(Record set Opens)

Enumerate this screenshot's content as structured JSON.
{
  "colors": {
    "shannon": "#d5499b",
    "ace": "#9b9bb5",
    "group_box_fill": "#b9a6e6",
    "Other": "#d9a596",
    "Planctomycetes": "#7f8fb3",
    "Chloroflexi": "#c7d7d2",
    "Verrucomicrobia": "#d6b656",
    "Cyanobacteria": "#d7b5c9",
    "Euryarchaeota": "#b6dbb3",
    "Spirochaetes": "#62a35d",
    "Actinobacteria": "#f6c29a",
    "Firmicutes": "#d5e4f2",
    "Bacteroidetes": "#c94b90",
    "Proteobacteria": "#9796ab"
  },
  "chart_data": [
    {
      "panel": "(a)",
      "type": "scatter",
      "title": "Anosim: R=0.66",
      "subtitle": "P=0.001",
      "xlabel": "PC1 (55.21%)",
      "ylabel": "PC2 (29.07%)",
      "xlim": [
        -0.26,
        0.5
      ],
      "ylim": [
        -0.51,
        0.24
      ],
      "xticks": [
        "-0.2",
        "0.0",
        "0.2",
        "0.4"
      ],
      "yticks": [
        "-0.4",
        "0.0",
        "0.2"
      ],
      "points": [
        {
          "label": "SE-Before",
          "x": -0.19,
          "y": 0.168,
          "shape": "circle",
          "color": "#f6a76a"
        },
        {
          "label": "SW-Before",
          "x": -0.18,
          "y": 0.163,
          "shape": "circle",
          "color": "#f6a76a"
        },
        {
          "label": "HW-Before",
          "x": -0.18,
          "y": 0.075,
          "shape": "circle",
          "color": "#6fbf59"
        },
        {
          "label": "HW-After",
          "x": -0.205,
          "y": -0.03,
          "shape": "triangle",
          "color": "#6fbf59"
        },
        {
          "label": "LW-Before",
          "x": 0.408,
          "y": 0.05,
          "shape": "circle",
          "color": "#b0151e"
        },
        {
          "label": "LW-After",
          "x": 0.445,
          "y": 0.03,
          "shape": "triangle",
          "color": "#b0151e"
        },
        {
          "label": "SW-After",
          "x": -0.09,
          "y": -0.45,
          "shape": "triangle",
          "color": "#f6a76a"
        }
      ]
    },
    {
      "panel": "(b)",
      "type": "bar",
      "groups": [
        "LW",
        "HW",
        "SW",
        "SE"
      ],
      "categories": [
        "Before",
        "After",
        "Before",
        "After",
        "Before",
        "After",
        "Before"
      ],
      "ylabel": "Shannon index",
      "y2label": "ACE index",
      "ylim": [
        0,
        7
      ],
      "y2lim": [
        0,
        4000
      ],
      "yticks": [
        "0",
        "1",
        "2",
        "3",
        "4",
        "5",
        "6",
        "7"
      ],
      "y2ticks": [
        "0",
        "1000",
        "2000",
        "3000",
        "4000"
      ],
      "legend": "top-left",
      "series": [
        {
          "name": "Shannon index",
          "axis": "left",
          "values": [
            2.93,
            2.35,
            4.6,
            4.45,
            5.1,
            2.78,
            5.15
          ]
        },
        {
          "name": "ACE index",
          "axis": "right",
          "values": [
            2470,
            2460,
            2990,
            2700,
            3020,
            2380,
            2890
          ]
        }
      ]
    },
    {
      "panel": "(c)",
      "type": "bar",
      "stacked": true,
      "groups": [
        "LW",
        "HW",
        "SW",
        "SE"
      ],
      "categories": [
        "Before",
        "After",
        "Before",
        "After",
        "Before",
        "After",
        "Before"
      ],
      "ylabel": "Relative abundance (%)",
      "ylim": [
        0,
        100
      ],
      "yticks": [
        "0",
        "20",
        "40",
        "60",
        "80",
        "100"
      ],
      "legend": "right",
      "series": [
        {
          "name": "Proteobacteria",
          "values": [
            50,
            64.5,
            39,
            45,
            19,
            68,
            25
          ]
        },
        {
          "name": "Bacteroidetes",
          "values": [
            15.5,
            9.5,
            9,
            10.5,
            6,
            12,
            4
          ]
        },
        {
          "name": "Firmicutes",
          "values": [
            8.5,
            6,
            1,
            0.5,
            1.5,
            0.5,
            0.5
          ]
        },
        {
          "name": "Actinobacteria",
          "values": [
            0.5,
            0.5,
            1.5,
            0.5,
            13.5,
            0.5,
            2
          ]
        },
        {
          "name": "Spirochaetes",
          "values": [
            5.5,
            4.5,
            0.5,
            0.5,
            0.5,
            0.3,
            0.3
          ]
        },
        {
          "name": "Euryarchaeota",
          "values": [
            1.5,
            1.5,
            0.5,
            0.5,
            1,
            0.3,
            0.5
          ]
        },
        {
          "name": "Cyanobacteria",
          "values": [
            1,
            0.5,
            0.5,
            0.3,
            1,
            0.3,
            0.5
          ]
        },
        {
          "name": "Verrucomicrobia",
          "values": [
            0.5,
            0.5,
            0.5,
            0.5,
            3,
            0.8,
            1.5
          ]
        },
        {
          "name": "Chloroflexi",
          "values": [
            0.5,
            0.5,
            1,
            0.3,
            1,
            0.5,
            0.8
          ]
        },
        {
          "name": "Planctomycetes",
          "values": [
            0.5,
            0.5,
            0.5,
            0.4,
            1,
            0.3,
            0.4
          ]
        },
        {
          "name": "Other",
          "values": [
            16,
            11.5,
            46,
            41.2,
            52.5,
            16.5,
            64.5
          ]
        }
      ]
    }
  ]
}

(Record set Closes)

Would you be able to transcribe every line of the data exactly?

Enumerate this screenshot's content as structured JSON.
{
  "colors": {
    "shannon": "#d5499b",
    "ace": "#9b9bb5",
    "group_box_fill": "#b9a6e6",
    "Other": "#d9a596",
    "Planctomycetes": "#7f8fb3",
    "Chloroflexi": "#c7d7d2",
    "Verrucomicrobia": "#d6b656",
    "Cyanobacteria": "#d7b5c9",
    "Euryarchaeota": "#b6dbb3",
    "Spirochaetes": "#62a35d",
    "Actinobacteria": "#f6c29a",
    "Firmicutes": "#d5e4f2",
    "Bacteroidetes": "#c94b90",
    "Proteobacteria": "#9796ab"
  },
  "chart_data": [
    {
      "panel": "(a)",
      "type": "scatter",
      "title": "Anosim: R=0.66",
      "subtitle": "P=0.001",
      "xlabel": "PC1 (55.21%)",
      "ylabel": "PC2 (29.07%)",
      "xlim": [
        -0.26,
        0.5
      ],
      "ylim": [
        -0.51,
        0.24
      ],
      "xticks": [
        "-0.2",
        "0.0",
        "0.2",
        "0.4"
      ],
      "yticks": [
        "-0.4",
        "0.0",
        "0.2"
      ],
      "points": [
        {
          "label": "SE-Before",
          "x": -0.19,
          "y": 0.168,
          "shape": "circle",
          "color": "#f6a76a"
        },
        {
          "label": "SW-Before",
          "x": -0.18,
          "y": 0.163,
          "shape": "circle",
          "color": "#f6a76a"
        },
        {
          "label": "HW-Before",
          "x": -0.18,
          "y": 0.075,
          "shape": "circle",
          "color": "#6fbf59"
        },
        {
          "label": "HW-After",
          "x": -0.205,
          "y": -0.03,
          "shape": "triangle",
          "color": "#6fbf59"
        },
        {
          "label": "LW-Before",
          "x": 0.408,
          "y": 0.05,
          "shape": "circle",
          "color": "#b0151e"
        },
        {
          "label": "LW-After",
          "x": 0.445,
          "y": 0.03,
          "shape": "triangle",
          "color": "#b0151e"
        },
        {
          "label": "SW-After",
          "x": -0.09,
          "y": -0.45,
          "shape": "triangle",
          "color": "#f6a76a"
        }
      ]
    },
    {
      "panel": "(b)",
      "type": "bar",
      "groups": [
        "LW",
        "HW",
        "SW",
        "SE"
      ],
      "categories": [
        "Before",
        "After",
        "Before",
        "After",
        "Before",
        "After",
        "Before"
      ],
      "ylabel": "Shannon index",
      "y2label": "ACE index",
      "ylim": [
        0,
        7
      ],
      "y2lim": [
        0,
        4000
      ],
      "yticks": [
        "0",
        "1",
        "2",
        "3",
        "4",
        "5",
        "6",
        "7"
      ],
      "y2ticks": [
        "0",
        "1000",
        "2000",
        "3000",
        "4000"
      ],
      "legend": "top-left",
      "series": [
        {
          "name": "Shannon index",
          "axis": "left",
          "values": [
            2.93,
            2.35,
            4.6,
            4.45,
            5.1,
            2.78,
            5.15
          ]
        },
        {
          "name": "ACE index",
          "axis": "right",
          "values": [
            2470,
            2460,
            2990,
            2700,
            3020,
            2380,
            2890
          ]
        }
      ]
    },
    {
      "panel": "(c)",
      "type": "bar",
      "stacked": true,
      "groups": [
        "LW",
        "HW",
        "SW",
        "SE"
      ],
      "categories": [
        "Before",
        "After",
        "Before",
        "After",
        "Before",
        "After",
        "Before"
      ],
      "ylabel": "Relative abundance (%)",
      "ylim": [
        0,
        100
      ],
      "yticks": [
        "0",
        "20",
        "40",
        "60",
        "80",
        "100"
      ],
      "legend": "right",
      "series": [
        {
          "name": "Proteobacteria",
          "values": [
            50,
            64.5,
            39,
            45,
            19,
            68,
            25
          ]
        },
        {
          "name": "Bacteroidetes",
          "values": [
            15.5,
            9.5,
            9,
            10.5,
            6,
            12,
            4
          ]
        },
        {
          "name": "Firmicutes",
          "values": [
            8.5,
            6,
            1,
            0.5,
            1.5,
            0.5,
            0.5
          ]
        },
        {
          "name": "Actinobacteria",
          "values": [
            0.5,
            0.5,
            1.5,
            0.5,
            13.5,
            0.5,
            2
          ]
        },
        {
          "name": "Spirochaetes",
          "values": [
            5.5,
            4.5,
            0.5,
            0.5,
            0.5,
            0.3,
            0.3
          ]
        },
        {
          "name": "Euryarchaeota",
          "values": [
            1.5,
            1.5,
            0.5,
            0.5,
            1,
            0.3,
            0.5
          ]
        },
        {
          "name": "Cyanobacteria",
          "values": [
            1,
            0.5,
            0.5,
            0.3,
            1,
            0.3,
            0.5
          ]
        },
        {
          "name": "Verrucomicrobia",
          "values": [
            0.5,
            0.5,
            0.5,
            0.5,
            3,
            0.8,
            1.5
          ]
        },
        {
          "name": "Chloroflexi",
          "values": [
            0.5,
            0.5,
            1,
            0.3,
            1,
            0.5,
            0.8
          ]
        },
        {
          "name": "Planctomycetes",
          "values": [
            0.5,
            0.5,
            0.5,
            0.4,
            1,
            0.3,
            0.4
          ]
        },
        {
          "name": "Other",
          "values": [
            16,
            11.5,
            46,
            41.2,
            52.5,
            16.5,
            64.5
          ]
        }
      ]
    }
  ]
}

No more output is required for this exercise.